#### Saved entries
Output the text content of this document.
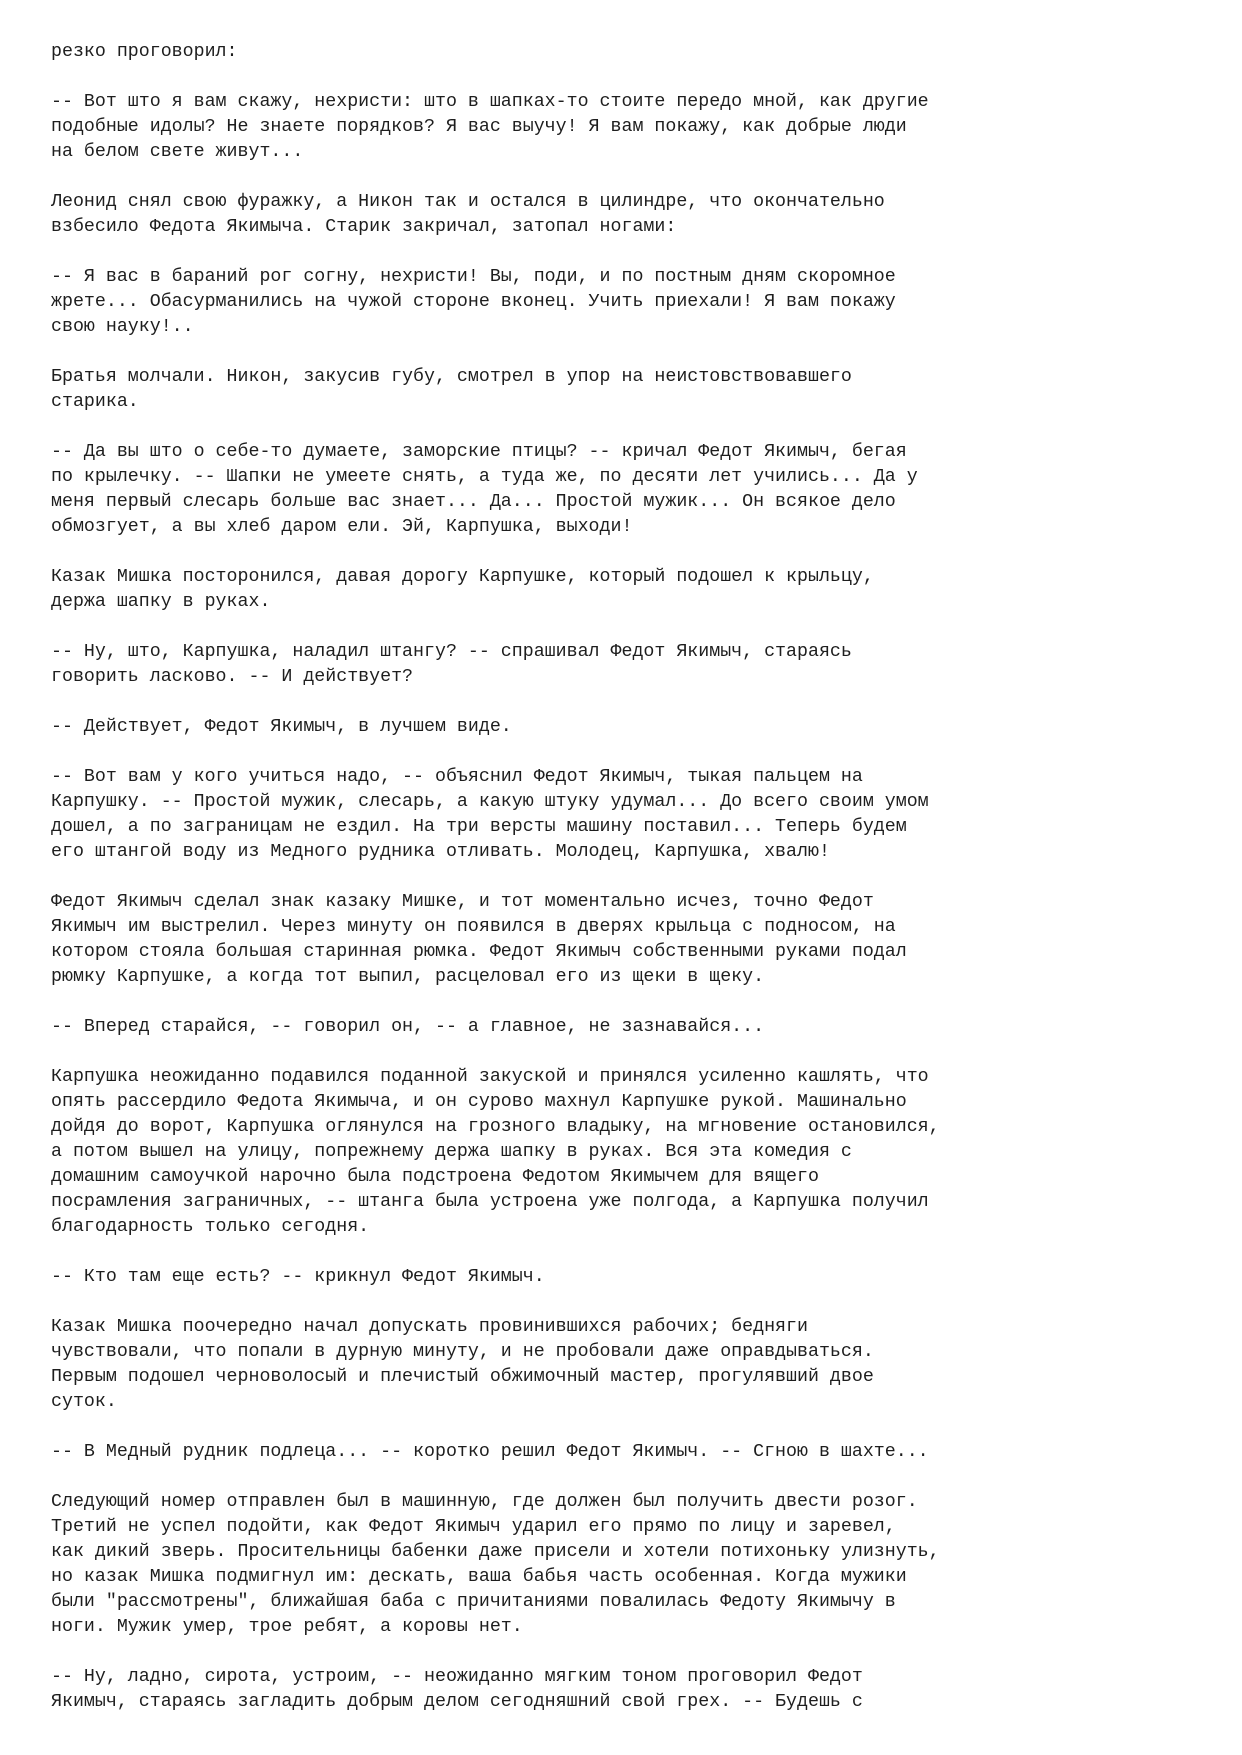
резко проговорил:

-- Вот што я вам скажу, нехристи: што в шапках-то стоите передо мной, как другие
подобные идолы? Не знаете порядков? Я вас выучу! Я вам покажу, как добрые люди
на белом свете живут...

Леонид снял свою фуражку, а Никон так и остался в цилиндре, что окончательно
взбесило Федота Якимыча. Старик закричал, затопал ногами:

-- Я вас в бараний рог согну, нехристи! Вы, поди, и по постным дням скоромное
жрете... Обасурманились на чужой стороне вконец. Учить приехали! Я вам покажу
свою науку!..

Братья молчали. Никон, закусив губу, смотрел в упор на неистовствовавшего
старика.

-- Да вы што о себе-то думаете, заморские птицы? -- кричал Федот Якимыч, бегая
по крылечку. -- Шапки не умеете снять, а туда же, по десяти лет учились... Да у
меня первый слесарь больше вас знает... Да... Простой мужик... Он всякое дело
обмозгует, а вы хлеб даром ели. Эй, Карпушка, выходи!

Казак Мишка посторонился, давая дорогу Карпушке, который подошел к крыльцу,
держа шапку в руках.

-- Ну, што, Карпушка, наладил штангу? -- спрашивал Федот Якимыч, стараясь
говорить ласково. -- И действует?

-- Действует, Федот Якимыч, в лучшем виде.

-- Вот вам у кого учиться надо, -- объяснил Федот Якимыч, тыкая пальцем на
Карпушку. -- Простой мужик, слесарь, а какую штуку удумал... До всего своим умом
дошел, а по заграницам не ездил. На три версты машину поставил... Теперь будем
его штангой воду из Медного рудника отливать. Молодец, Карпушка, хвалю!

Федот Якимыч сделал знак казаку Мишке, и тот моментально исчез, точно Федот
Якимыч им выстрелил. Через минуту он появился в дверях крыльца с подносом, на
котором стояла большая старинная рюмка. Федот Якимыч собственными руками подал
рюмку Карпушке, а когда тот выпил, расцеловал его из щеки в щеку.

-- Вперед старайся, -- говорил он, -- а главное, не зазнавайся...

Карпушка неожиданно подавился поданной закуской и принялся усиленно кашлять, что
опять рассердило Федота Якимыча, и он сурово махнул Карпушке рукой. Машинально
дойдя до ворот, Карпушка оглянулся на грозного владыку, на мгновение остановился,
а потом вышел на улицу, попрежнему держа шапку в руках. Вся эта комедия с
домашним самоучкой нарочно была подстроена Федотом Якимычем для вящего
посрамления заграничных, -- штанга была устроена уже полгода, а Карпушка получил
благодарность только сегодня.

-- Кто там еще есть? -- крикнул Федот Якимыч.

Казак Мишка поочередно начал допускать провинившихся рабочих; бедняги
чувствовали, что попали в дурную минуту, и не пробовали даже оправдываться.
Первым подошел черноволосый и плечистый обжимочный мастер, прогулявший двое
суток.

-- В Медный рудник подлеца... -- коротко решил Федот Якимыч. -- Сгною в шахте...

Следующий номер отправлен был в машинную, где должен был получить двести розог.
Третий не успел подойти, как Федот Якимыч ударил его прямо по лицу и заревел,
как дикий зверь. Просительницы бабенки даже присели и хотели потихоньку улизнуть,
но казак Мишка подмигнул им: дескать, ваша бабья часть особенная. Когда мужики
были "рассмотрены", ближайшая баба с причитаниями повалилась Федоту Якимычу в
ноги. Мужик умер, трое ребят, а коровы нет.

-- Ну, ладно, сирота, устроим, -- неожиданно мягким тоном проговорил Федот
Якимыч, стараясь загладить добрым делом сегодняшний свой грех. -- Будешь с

#### Given request
Give the count of lines in the listing that hold the word "Никон", with no other text.

#### Final result
2